▶ **What is asked**
Search the listing below for the string "的决定性意义" and copy every line where it occurs.

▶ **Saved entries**
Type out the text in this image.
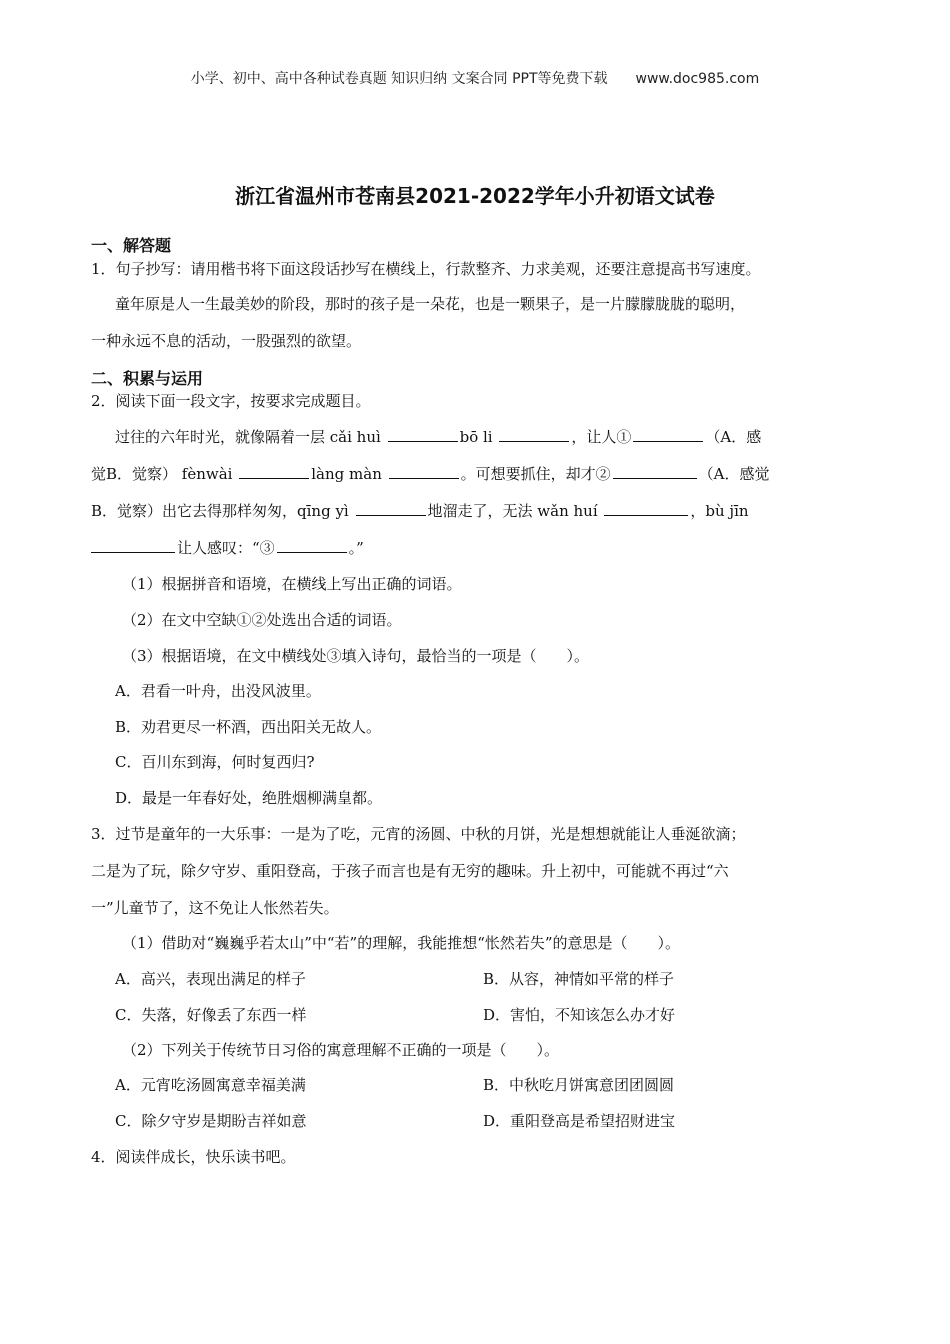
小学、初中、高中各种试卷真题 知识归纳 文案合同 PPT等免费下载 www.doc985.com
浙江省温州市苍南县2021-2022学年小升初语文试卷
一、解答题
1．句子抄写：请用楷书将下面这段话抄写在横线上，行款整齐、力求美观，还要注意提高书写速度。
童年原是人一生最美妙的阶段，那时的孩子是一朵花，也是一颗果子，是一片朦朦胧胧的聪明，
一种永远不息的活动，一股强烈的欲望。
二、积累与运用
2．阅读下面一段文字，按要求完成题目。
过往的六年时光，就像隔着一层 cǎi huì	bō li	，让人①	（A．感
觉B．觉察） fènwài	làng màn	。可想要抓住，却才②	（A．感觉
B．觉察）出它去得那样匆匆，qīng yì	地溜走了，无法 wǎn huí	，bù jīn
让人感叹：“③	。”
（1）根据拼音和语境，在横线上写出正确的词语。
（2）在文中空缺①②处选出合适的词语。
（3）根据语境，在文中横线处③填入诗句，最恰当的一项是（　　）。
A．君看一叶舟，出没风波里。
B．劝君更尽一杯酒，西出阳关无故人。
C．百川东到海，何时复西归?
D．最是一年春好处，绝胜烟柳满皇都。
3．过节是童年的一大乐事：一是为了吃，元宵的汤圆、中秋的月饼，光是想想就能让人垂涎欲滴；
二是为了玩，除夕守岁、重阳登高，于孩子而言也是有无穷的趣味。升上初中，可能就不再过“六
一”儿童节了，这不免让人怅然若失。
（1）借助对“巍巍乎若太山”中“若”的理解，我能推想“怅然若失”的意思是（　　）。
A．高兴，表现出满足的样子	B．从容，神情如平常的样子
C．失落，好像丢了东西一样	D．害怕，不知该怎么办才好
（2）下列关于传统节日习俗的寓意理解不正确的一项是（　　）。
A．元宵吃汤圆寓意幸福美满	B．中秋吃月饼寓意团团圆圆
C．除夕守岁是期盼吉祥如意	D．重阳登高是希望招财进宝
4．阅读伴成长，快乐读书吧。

---

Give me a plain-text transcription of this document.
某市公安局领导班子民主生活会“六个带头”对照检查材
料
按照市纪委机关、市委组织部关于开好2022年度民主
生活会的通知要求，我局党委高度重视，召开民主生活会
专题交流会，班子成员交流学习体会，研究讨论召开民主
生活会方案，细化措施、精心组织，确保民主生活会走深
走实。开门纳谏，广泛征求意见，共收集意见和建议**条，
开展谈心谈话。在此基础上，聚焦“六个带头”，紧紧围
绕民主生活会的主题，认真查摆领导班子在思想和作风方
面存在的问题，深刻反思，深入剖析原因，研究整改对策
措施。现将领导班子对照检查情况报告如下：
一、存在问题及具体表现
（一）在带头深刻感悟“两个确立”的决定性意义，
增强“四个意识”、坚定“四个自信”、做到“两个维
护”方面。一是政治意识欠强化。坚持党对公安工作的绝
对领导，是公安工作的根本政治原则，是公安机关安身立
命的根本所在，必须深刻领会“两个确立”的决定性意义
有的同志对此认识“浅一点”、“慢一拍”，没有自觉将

==

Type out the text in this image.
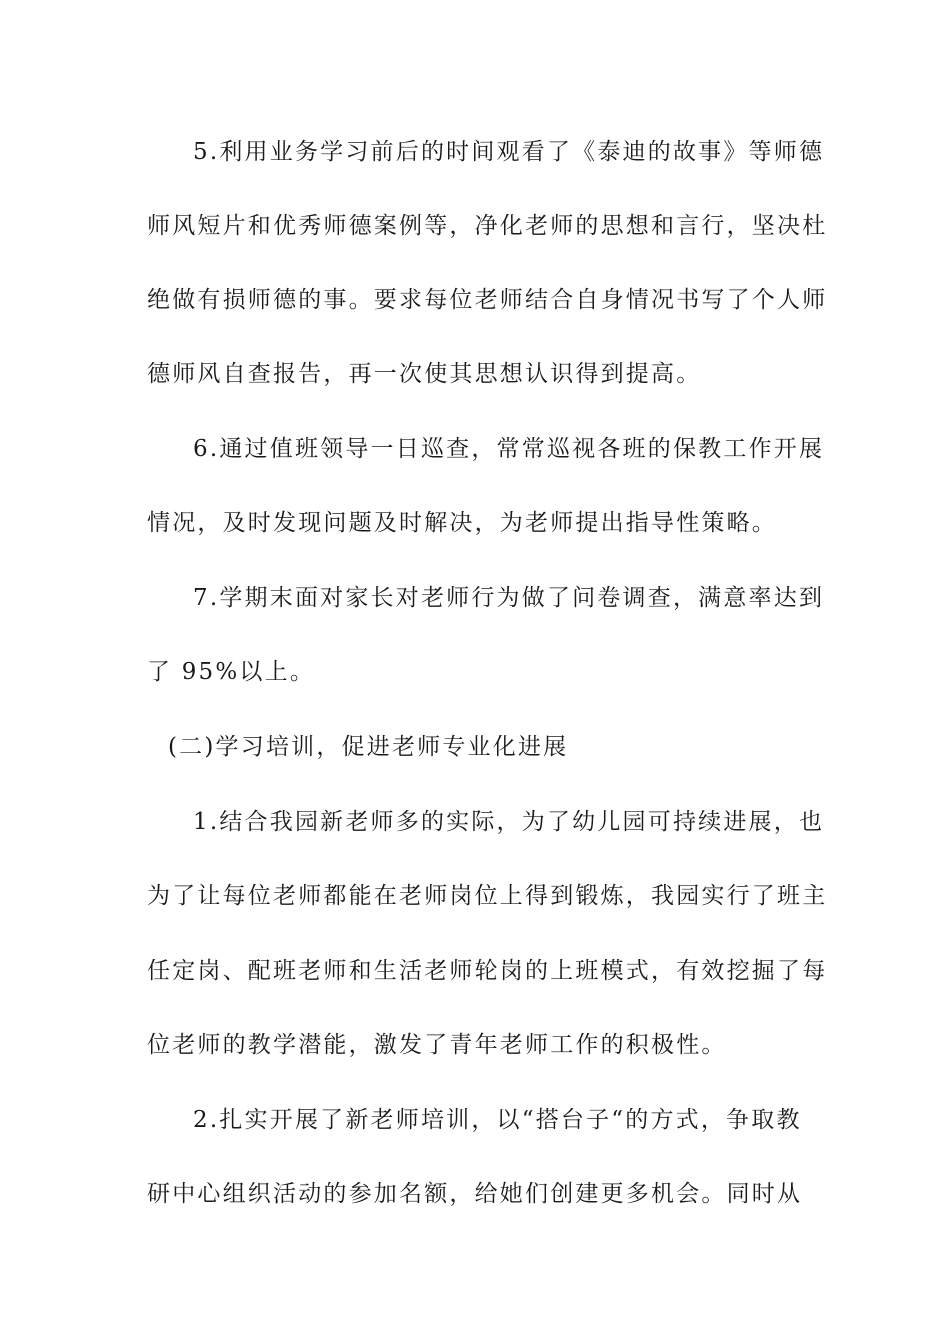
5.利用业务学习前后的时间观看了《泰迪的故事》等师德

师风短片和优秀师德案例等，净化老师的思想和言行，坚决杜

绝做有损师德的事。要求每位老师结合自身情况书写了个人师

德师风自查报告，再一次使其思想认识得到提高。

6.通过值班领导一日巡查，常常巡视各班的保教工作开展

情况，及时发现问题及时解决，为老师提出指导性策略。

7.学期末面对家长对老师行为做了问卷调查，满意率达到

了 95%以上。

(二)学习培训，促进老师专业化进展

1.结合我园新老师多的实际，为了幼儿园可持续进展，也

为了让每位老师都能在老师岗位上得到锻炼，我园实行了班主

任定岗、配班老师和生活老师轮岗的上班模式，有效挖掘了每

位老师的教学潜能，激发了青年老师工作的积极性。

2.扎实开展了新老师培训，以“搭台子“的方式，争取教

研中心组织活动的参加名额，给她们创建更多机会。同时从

▶ **Output of the exercise**
（一）在带头深刻感悟“两个确立”的决定性意义，
命的根本所在，必须深刻领会“两个确立”的决定性意义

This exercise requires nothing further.